AVAILABLE DATA –
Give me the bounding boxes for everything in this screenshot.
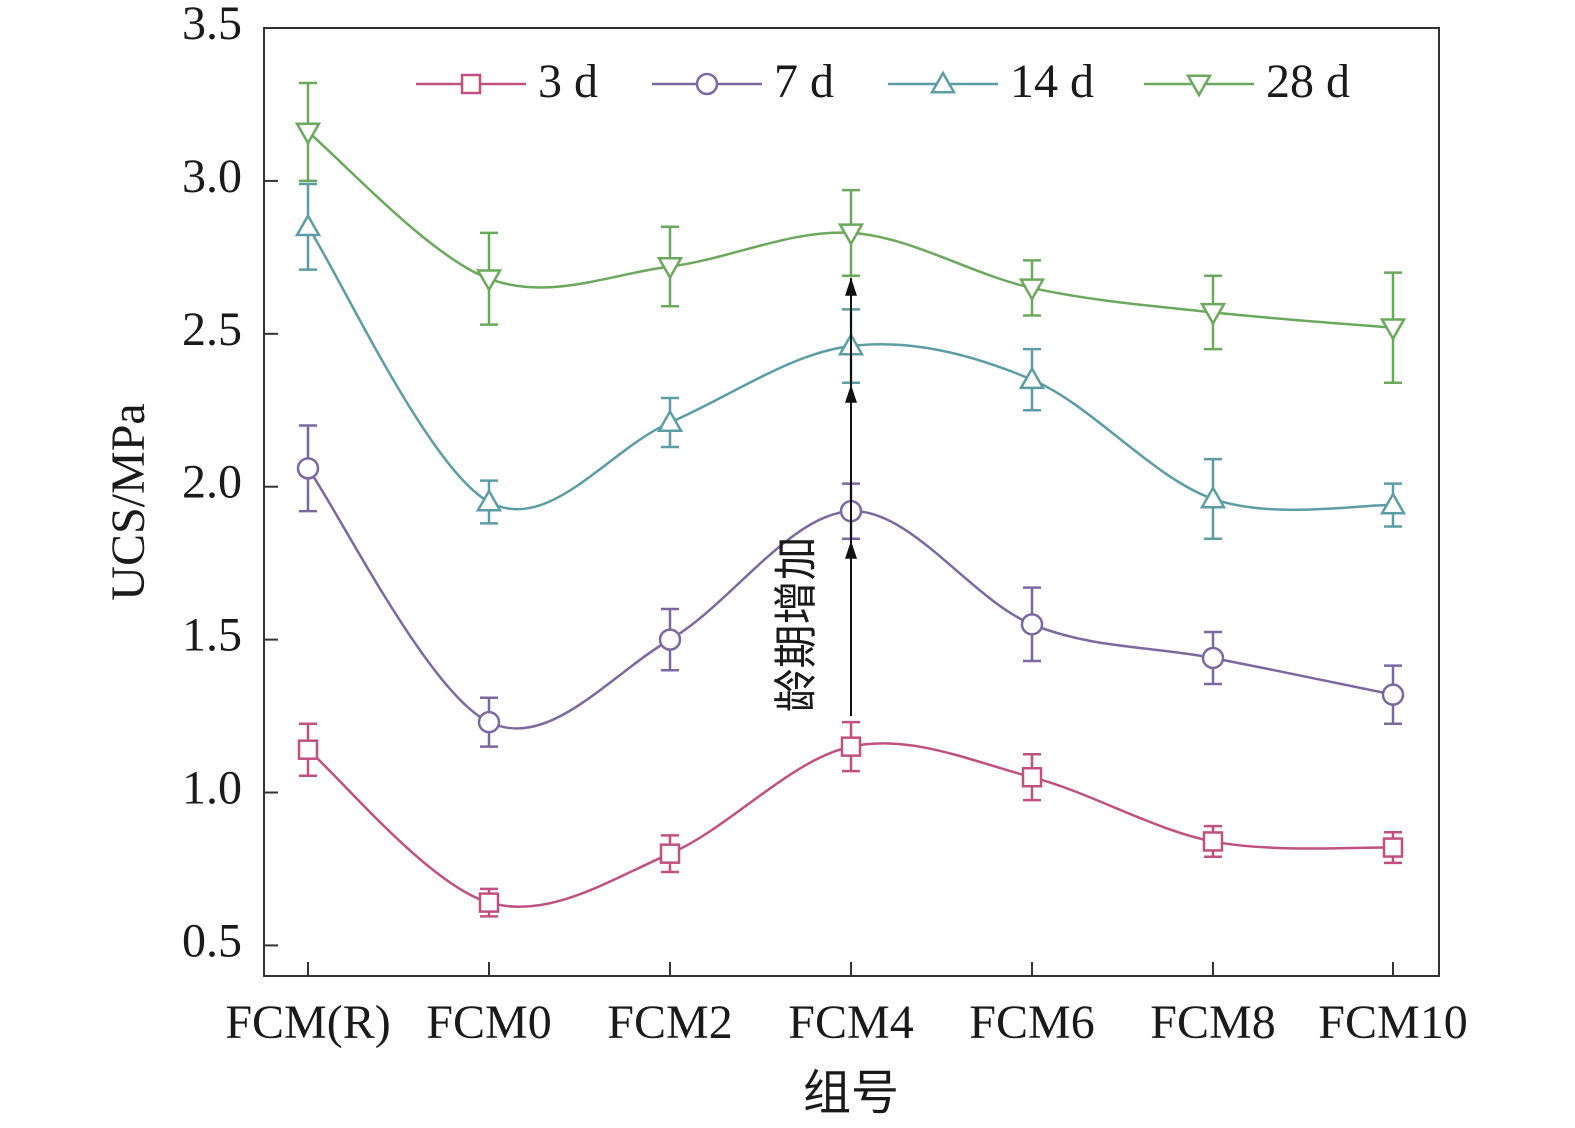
x-tick-label: FCM4 xyxy=(788,996,913,1049)
series-layer xyxy=(294,81,1407,918)
y-tick-label: 2.5 xyxy=(182,303,242,356)
series-14d xyxy=(294,182,1407,540)
y-axis-ticks: 0.5 1.0 1.5 2.0 2.5 3.0 3.5 xyxy=(182,0,278,967)
legend-label: 28 d xyxy=(1266,55,1350,108)
legend-item: 7 d xyxy=(652,55,834,108)
annotation-arrowhead xyxy=(845,277,857,296)
data-point xyxy=(840,736,862,757)
data-point xyxy=(1382,837,1404,858)
data-point xyxy=(1381,683,1405,706)
annotation-text: 龄期增加 xyxy=(772,536,821,712)
data-point xyxy=(1018,278,1046,302)
data-point xyxy=(296,457,320,480)
data-point xyxy=(658,628,682,651)
data-point xyxy=(656,257,684,281)
data-point xyxy=(1379,491,1407,515)
annotation-layer: 龄期增加 xyxy=(772,277,857,717)
legend: 3 d 7 d 14 d 28 d xyxy=(416,55,1350,108)
legend-marker xyxy=(695,72,719,96)
data-point xyxy=(477,710,501,734)
legend-marker xyxy=(1185,74,1213,98)
x-tick-label: FCM8 xyxy=(1150,996,1275,1049)
data-point xyxy=(1202,831,1224,852)
data-point xyxy=(294,122,322,146)
x-axis-title: 组号 xyxy=(803,1067,899,1120)
data-point xyxy=(1199,302,1227,326)
x-tick-label: FCM(R) xyxy=(225,996,390,1049)
legend-item: 3 d xyxy=(416,55,598,108)
legend-item: 14 d xyxy=(888,55,1094,108)
x-tick-label: FCM0 xyxy=(426,996,551,1049)
legend-label: 7 d xyxy=(774,55,834,108)
y-axis-title: UCS/MPa xyxy=(102,403,155,600)
y-tick-label: 3.5 xyxy=(182,0,242,50)
data-point xyxy=(1020,613,1044,636)
x-tick-label: FCM2 xyxy=(607,996,732,1049)
annotation-arrowhead xyxy=(845,540,857,559)
data-point xyxy=(1201,646,1225,670)
data-point xyxy=(1379,318,1407,342)
data-point xyxy=(659,843,681,864)
annotation-arrowhead xyxy=(845,384,857,403)
data-point xyxy=(1018,366,1046,390)
data-point xyxy=(1021,766,1043,788)
legend-label: 14 d xyxy=(1010,55,1094,108)
y-tick-label: 0.5 xyxy=(182,914,242,967)
data-point xyxy=(656,408,684,432)
legend-marker xyxy=(460,73,482,95)
data-point xyxy=(478,892,500,913)
data-point xyxy=(475,488,503,512)
data-point xyxy=(475,269,503,293)
legend-label: 3 d xyxy=(538,55,598,108)
x-tick-label: FCM6 xyxy=(969,996,1094,1049)
series-7d xyxy=(296,424,1405,748)
y-tick-label: 1.5 xyxy=(182,609,242,662)
y-tick-label: 2.0 xyxy=(182,456,242,509)
x-axis-ticks: FCM(R) FCM0 FCM2 FCM4 FCM6 FCM8 FCM10 xyxy=(225,962,1468,1049)
x-tick-label: FCM10 xyxy=(1318,996,1467,1049)
legend-marker xyxy=(929,70,957,94)
y-tick-label: 1.0 xyxy=(182,762,242,815)
series-28d xyxy=(294,81,1407,384)
data-point xyxy=(837,223,865,247)
data-point xyxy=(1199,485,1227,509)
series-3d xyxy=(297,720,1404,918)
data-point xyxy=(294,213,322,237)
y-tick-label: 3.0 xyxy=(182,150,242,203)
data-point xyxy=(297,739,319,760)
legend-item: 28 d xyxy=(1144,55,1350,108)
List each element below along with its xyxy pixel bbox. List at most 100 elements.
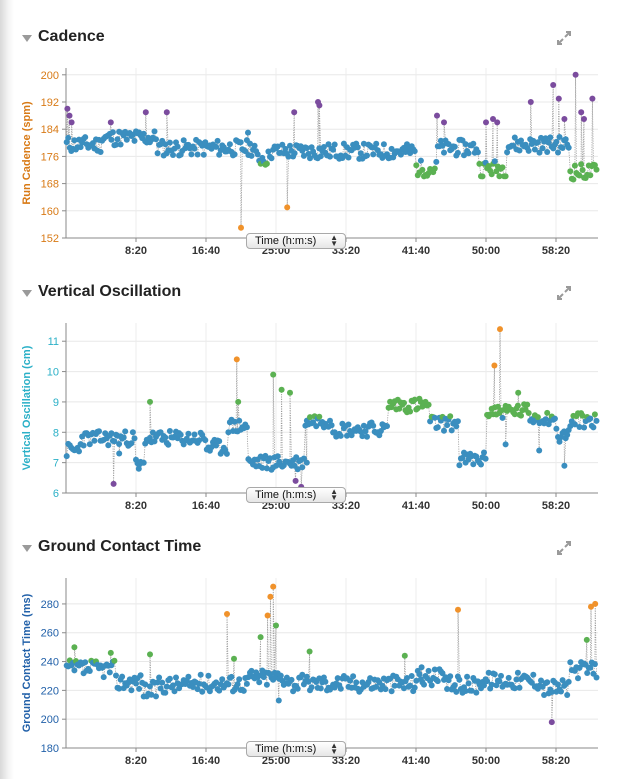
x-tick-label: 50:00 [472, 500, 500, 512]
data-point [199, 688, 206, 695]
data-point [551, 415, 558, 422]
time-axis-select[interactable]: Time (h:m:s) ▲ ▼ [246, 741, 346, 757]
data-point [350, 673, 357, 680]
data-point [474, 149, 481, 156]
data-point [465, 150, 472, 157]
data-point [425, 401, 432, 408]
expand-arrows-icon[interactable] [556, 540, 572, 556]
data-point [587, 172, 594, 179]
time-axis-select[interactable]: Time (h:m:s) ▲ ▼ [246, 487, 346, 503]
ground-contact-time-panel: Ground Contact Time 180 200 220 240 260 280 8:… [0, 538, 634, 770]
data-point [226, 141, 233, 148]
data-point [384, 423, 390, 430]
data-point [441, 427, 447, 434]
data-point [481, 682, 487, 689]
data-point [190, 684, 196, 690]
time-select-label: Time (h:m:s) [255, 489, 317, 501]
data-point [228, 673, 235, 680]
data-point [493, 682, 500, 689]
expand-arrows-icon[interactable] [556, 285, 572, 301]
data-point [511, 411, 518, 418]
data-point [347, 677, 354, 684]
data-point [328, 422, 335, 429]
data-point [251, 142, 258, 149]
data-point [484, 678, 491, 685]
y-tick-label: 240 [41, 657, 59, 669]
data-point [108, 430, 115, 437]
data-point [454, 418, 461, 425]
triangle-down-icon[interactable] [22, 35, 32, 42]
data-point [100, 674, 107, 681]
data-point [380, 141, 387, 148]
data-point [307, 155, 313, 162]
data-point [317, 153, 324, 160]
data-point [216, 438, 223, 445]
triangle-down-icon[interactable] [22, 545, 32, 552]
cadence-title: Cadence [38, 28, 105, 45]
data-point [71, 667, 78, 674]
data-point [327, 417, 333, 424]
data-point [461, 152, 467, 159]
data-point [433, 158, 440, 165]
vertical-oscillation-chart: 6 7 8 9 10 11 8:20 16:40 25:00 33:20 41:40 50:00 58:… [21, 323, 600, 512]
data-point [498, 672, 504, 679]
data-point [572, 71, 579, 78]
data-point [567, 168, 574, 175]
data-point [259, 464, 266, 471]
x-tick-label: 25:00 [262, 500, 290, 512]
data-point [588, 603, 594, 610]
data-point [128, 440, 135, 447]
data-point [119, 673, 126, 680]
data-point [331, 141, 338, 148]
data-point [476, 160, 483, 167]
data-point [260, 674, 267, 681]
y-tick-label: 160 [41, 206, 59, 218]
time-axis-select[interactable]: Time (h:m:s) ▲ ▼ [246, 233, 346, 249]
data-point [447, 413, 454, 420]
triangle-down-icon[interactable] [22, 290, 32, 297]
data-point [194, 686, 201, 693]
data-point [556, 134, 563, 140]
y-axis-label: Run Cadence (spm) [21, 101, 33, 205]
data-point [434, 678, 441, 685]
data-point [592, 600, 599, 607]
data-point [354, 144, 361, 151]
data-point [196, 437, 203, 444]
data-point [470, 140, 477, 147]
data-point [482, 455, 489, 462]
data-point [303, 459, 310, 466]
data-point [123, 136, 130, 143]
x-tick-label: 8:20 [125, 245, 147, 257]
data-point [561, 116, 568, 122]
data-point [109, 129, 116, 136]
data-point [116, 685, 123, 692]
y-tick-label: 200 [41, 714, 59, 726]
data-point [191, 145, 198, 152]
data-point [514, 669, 521, 676]
data-point [491, 362, 498, 369]
data-point [473, 689, 480, 696]
data-point [219, 676, 226, 683]
data-point [285, 153, 292, 160]
data-point [401, 685, 407, 692]
data-point [110, 480, 117, 487]
data-point [556, 438, 563, 445]
data-point [71, 644, 78, 651]
x-tick-label: 16:40 [192, 245, 220, 257]
data-point [265, 148, 272, 155]
expand-arrows-icon[interactable] [556, 30, 572, 46]
data-point [511, 134, 518, 141]
data-point [288, 676, 295, 683]
data-point [485, 163, 492, 169]
data-point [253, 669, 260, 676]
x-tick-label: 16:40 [192, 500, 220, 512]
data-point [488, 171, 495, 178]
x-tick-label: 8:20 [125, 755, 147, 767]
data-point [496, 678, 503, 685]
data-point [344, 432, 350, 439]
data-point [66, 112, 73, 119]
data-point [499, 414, 506, 421]
data-point [455, 606, 461, 613]
data-point [291, 150, 298, 157]
data-point [147, 398, 153, 405]
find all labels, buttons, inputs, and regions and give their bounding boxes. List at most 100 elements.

WHAT TO PRODUCE –
Write out the lines above without changes, starting with the line that contains "x-tick-label: FCM4 xyxy=(788,996,913,1049)" and ending with the line that contains "legend-marker xyxy=(929,70,957,94)", both included.

FINISHED TASK –
x-tick-label: FCM4 xyxy=(788,996,913,1049)
series-layer xyxy=(294,81,1407,918)
y-tick-label: 2.5 xyxy=(182,303,242,356)
series-14d xyxy=(294,182,1407,540)
y-axis-ticks: 0.5 1.0 1.5 2.0 2.5 3.0 3.5 xyxy=(182,0,278,967)
legend-label: 28 d xyxy=(1266,55,1350,108)
legend-item: 7 d xyxy=(652,55,834,108)
annotation-arrowhead xyxy=(845,277,857,296)
data-point xyxy=(840,736,862,757)
data-point xyxy=(1382,837,1404,858)
data-point xyxy=(1381,683,1405,706)
annotation-text: 龄期增加 xyxy=(772,536,821,712)
data-point xyxy=(1018,278,1046,302)
data-point xyxy=(296,457,320,480)
data-point xyxy=(658,628,682,651)
data-point xyxy=(656,257,684,281)
data-point xyxy=(1379,491,1407,515)
annotation-layer: 龄期增加 xyxy=(772,277,857,717)
legend: 3 d 7 d 14 d 28 d xyxy=(416,55,1350,108)
legend-marker xyxy=(695,72,719,96)
data-point xyxy=(477,710,501,734)
legend-marker xyxy=(1185,74,1213,98)
x-tick-label: FCM8 xyxy=(1150,996,1275,1049)
data-point xyxy=(1202,831,1224,852)
data-point xyxy=(294,122,322,146)
x-axis-title: 组号 xyxy=(803,1067,899,1120)
data-point xyxy=(1199,302,1227,326)
x-tick-label: FCM(R) xyxy=(225,996,390,1049)
legend-item: 3 d xyxy=(416,55,598,108)
legend-item: 14 d xyxy=(888,55,1094,108)
x-tick-label: FCM0 xyxy=(426,996,551,1049)
legend-label: 7 d xyxy=(774,55,834,108)
y-axis-title: UCS/MPa xyxy=(102,403,155,600)
y-tick-label: 3.5 xyxy=(182,0,242,50)
data-point xyxy=(1020,613,1044,636)
x-tick-label: FCM2 xyxy=(607,996,732,1049)
annotation-arrowhead xyxy=(845,540,857,559)
data-point xyxy=(1201,646,1225,670)
data-point xyxy=(1379,318,1407,342)
data-point xyxy=(659,843,681,864)
annotation-arrowhead xyxy=(845,384,857,403)
data-point xyxy=(1018,366,1046,390)
data-point xyxy=(1021,766,1043,788)
legend-label: 14 d xyxy=(1010,55,1094,108)
y-tick-label: 0.5 xyxy=(182,914,242,967)
data-point xyxy=(656,408,684,432)
legend-marker xyxy=(460,73,482,95)
data-point xyxy=(478,892,500,913)
data-point xyxy=(475,488,503,512)
data-point xyxy=(475,269,503,293)
legend-label: 3 d xyxy=(538,55,598,108)
x-tick-label: FCM6 xyxy=(969,996,1094,1049)
series-7d xyxy=(296,424,1405,748)
y-tick-label: 1.5 xyxy=(182,609,242,662)
y-tick-label: 2.0 xyxy=(182,456,242,509)
x-axis-ticks: FCM(R) FCM0 FCM2 FCM4 FCM6 FCM8 FCM10 xyxy=(225,962,1468,1049)
x-tick-label: FCM10 xyxy=(1318,996,1467,1049)
legend-marker xyxy=(929,70,957,94)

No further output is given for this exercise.